* [WHAT IS EXPECTED]:
In the material below, count the lines with the word "frac" and state that number only.
***** SUPPLIED INFORMATION *****
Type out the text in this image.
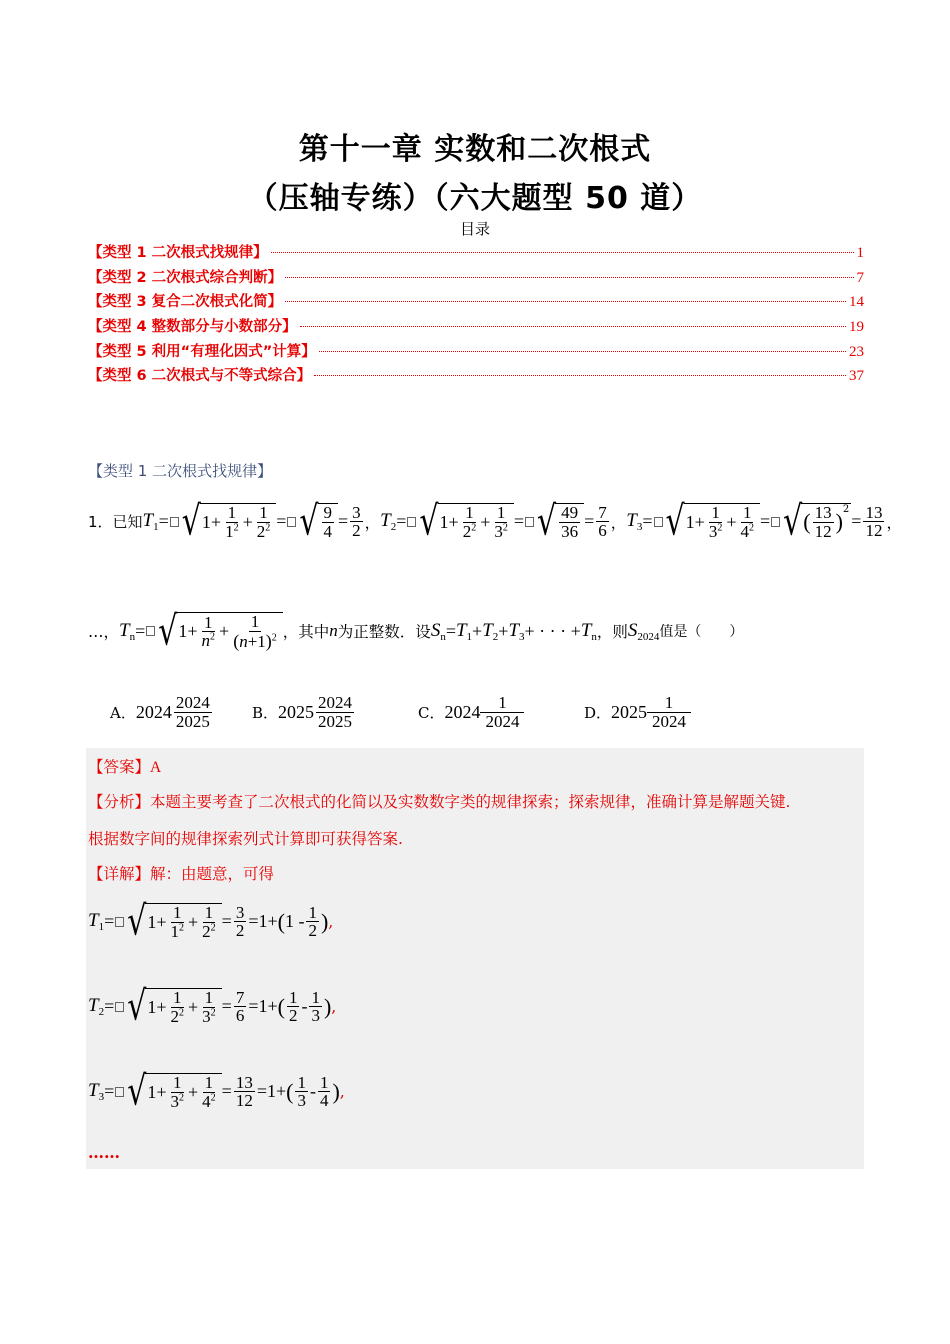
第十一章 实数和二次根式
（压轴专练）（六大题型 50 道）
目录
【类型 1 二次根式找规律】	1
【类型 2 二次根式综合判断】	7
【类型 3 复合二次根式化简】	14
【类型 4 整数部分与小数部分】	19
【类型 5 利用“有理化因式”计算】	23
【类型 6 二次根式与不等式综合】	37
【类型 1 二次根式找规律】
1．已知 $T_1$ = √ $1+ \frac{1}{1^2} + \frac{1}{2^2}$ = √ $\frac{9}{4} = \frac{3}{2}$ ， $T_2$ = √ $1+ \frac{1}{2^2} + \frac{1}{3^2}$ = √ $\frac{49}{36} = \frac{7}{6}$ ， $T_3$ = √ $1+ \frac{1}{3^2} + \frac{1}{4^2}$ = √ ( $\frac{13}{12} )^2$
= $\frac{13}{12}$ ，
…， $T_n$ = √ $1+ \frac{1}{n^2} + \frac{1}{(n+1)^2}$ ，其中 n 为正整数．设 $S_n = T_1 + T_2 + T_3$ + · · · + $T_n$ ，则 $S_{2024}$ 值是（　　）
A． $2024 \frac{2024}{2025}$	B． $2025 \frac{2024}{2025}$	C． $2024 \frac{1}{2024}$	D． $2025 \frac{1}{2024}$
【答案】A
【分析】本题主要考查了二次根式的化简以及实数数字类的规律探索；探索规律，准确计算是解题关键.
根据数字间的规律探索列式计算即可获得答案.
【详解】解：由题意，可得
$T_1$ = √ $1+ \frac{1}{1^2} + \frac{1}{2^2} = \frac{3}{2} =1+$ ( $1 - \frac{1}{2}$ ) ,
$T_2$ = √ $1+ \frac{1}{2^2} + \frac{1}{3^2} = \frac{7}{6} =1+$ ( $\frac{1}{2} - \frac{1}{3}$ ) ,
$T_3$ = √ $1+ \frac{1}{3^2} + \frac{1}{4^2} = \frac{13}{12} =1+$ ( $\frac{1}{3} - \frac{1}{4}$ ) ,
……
*****
***** SUPPLIED INFORMATION *****
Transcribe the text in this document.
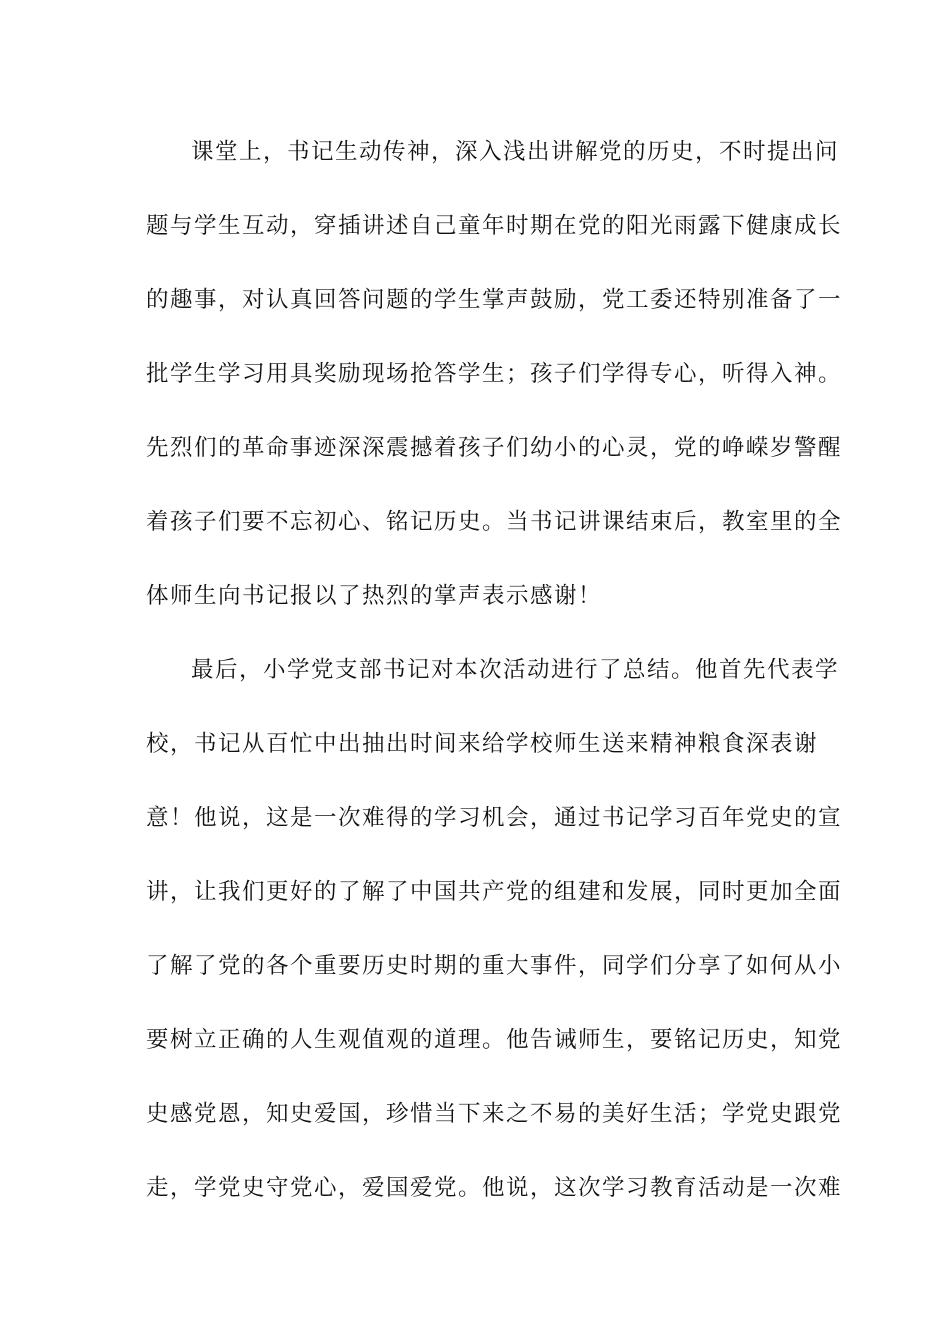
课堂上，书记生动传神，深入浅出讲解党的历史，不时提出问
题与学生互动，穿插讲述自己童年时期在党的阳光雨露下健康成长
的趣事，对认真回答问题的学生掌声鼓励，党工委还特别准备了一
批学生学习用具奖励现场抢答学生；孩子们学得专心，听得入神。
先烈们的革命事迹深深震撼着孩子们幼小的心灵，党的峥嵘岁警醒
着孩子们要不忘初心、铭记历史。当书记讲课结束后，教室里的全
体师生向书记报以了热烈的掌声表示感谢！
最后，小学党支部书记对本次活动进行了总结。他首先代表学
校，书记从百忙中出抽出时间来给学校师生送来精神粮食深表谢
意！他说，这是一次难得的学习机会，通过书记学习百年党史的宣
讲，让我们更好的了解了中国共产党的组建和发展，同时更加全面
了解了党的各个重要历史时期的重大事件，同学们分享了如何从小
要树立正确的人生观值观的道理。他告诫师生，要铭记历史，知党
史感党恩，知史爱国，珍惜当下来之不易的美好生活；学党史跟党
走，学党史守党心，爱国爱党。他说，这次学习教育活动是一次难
*****
* [TASK SOLUTION]:
7